* Begin Exercise material *
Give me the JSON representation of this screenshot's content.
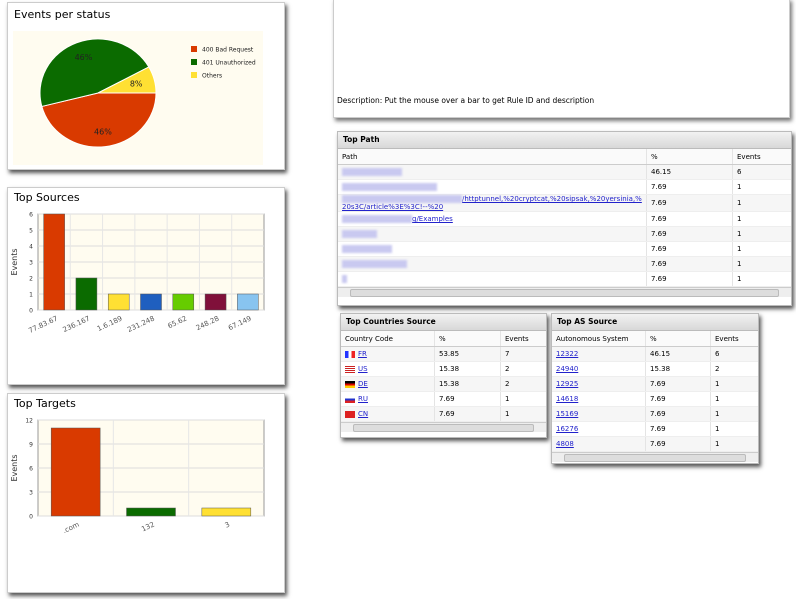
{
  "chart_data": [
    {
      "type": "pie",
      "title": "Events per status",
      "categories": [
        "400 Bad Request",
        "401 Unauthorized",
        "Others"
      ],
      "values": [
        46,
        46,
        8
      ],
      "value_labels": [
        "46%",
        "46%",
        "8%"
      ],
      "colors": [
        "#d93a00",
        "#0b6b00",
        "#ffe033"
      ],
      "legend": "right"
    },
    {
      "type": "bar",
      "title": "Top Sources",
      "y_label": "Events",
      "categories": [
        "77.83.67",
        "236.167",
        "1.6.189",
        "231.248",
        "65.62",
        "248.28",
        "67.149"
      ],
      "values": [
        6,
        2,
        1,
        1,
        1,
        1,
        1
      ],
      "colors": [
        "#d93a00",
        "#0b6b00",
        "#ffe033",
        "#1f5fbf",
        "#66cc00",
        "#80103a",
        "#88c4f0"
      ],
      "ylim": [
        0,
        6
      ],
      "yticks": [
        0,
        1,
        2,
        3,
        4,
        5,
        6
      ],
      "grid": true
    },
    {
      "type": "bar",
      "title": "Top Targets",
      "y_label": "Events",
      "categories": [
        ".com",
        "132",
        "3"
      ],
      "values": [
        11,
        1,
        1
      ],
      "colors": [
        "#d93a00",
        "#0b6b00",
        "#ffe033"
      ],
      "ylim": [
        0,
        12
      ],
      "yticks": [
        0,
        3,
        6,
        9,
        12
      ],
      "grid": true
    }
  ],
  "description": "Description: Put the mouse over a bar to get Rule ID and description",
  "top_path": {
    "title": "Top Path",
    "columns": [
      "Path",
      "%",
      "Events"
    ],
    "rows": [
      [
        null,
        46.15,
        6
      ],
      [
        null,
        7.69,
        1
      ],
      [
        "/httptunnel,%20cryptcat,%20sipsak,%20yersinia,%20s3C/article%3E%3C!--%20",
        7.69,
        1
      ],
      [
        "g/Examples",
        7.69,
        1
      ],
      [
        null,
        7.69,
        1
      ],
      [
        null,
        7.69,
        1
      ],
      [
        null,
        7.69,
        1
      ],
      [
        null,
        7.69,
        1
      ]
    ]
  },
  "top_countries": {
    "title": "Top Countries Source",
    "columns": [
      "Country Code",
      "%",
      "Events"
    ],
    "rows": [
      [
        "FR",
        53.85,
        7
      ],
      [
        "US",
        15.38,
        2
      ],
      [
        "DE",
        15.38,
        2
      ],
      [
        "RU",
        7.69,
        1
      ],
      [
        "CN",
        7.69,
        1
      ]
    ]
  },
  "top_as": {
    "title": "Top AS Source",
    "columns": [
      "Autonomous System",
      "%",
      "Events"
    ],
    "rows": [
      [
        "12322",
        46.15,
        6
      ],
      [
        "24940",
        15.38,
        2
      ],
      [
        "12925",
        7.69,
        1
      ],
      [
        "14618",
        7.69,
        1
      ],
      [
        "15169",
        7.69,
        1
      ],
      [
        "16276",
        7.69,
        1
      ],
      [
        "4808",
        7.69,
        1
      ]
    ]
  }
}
* End Exercise material *
Instructions to follow: Reproduce the records above exactly, leaving out every picture they contain.

Answer to the problem:
Give me the JSON representation of this screenshot's content.
{
  "chart_data": [
    {
      "type": "pie",
      "title": "Events per status",
      "categories": [
        "400 Bad Request",
        "401 Unauthorized",
        "Others"
      ],
      "values": [
        46,
        46,
        8
      ],
      "value_labels": [
        "46%",
        "46%",
        "8%"
      ],
      "colors": [
        "#d93a00",
        "#0b6b00",
        "#ffe033"
      ],
      "legend": "right"
    },
    {
      "type": "bar",
      "title": "Top Sources",
      "y_label": "Events",
      "categories": [
        "77.83.67",
        "236.167",
        "1.6.189",
        "231.248",
        "65.62",
        "248.28",
        "67.149"
      ],
      "values": [
        6,
        2,
        1,
        1,
        1,
        1,
        1
      ],
      "colors": [
        "#d93a00",
        "#0b6b00",
        "#ffe033",
        "#1f5fbf",
        "#66cc00",
        "#80103a",
        "#88c4f0"
      ],
      "ylim": [
        0,
        6
      ],
      "yticks": [
        0,
        1,
        2,
        3,
        4,
        5,
        6
      ],
      "grid": true
    },
    {
      "type": "bar",
      "title": "Top Targets",
      "y_label": "Events",
      "categories": [
        ".com",
        "132",
        "3"
      ],
      "values": [
        11,
        1,
        1
      ],
      "colors": [
        "#d93a00",
        "#0b6b00",
        "#ffe033"
      ],
      "ylim": [
        0,
        12
      ],
      "yticks": [
        0,
        3,
        6,
        9,
        12
      ],
      "grid": true
    }
  ],
  "description": "Description: Put the mouse over a bar to get Rule ID and description",
  "top_path": {
    "title": "Top Path",
    "columns": [
      "Path",
      "%",
      "Events"
    ],
    "rows": [
      [
        null,
        46.15,
        6
      ],
      [
        null,
        7.69,
        1
      ],
      [
        "/httptunnel,%20cryptcat,%20sipsak,%20yersinia,%20s3C/article%3E%3C!--%20",
        7.69,
        1
      ],
      [
        "g/Examples",
        7.69,
        1
      ],
      [
        null,
        7.69,
        1
      ],
      [
        null,
        7.69,
        1
      ],
      [
        null,
        7.69,
        1
      ],
      [
        null,
        7.69,
        1
      ]
    ]
  },
  "top_countries": {
    "title": "Top Countries Source",
    "columns": [
      "Country Code",
      "%",
      "Events"
    ],
    "rows": [
      [
        "FR",
        53.85,
        7
      ],
      [
        "US",
        15.38,
        2
      ],
      [
        "DE",
        15.38,
        2
      ],
      [
        "RU",
        7.69,
        1
      ],
      [
        "CN",
        7.69,
        1
      ]
    ]
  },
  "top_as": {
    "title": "Top AS Source",
    "columns": [
      "Autonomous System",
      "%",
      "Events"
    ],
    "rows": [
      [
        "12322",
        46.15,
        6
      ],
      [
        "24940",
        15.38,
        2
      ],
      [
        "12925",
        7.69,
        1
      ],
      [
        "14618",
        7.69,
        1
      ],
      [
        "15169",
        7.69,
        1
      ],
      [
        "16276",
        7.69,
        1
      ],
      [
        "4808",
        7.69,
        1
      ]
    ]
  }
}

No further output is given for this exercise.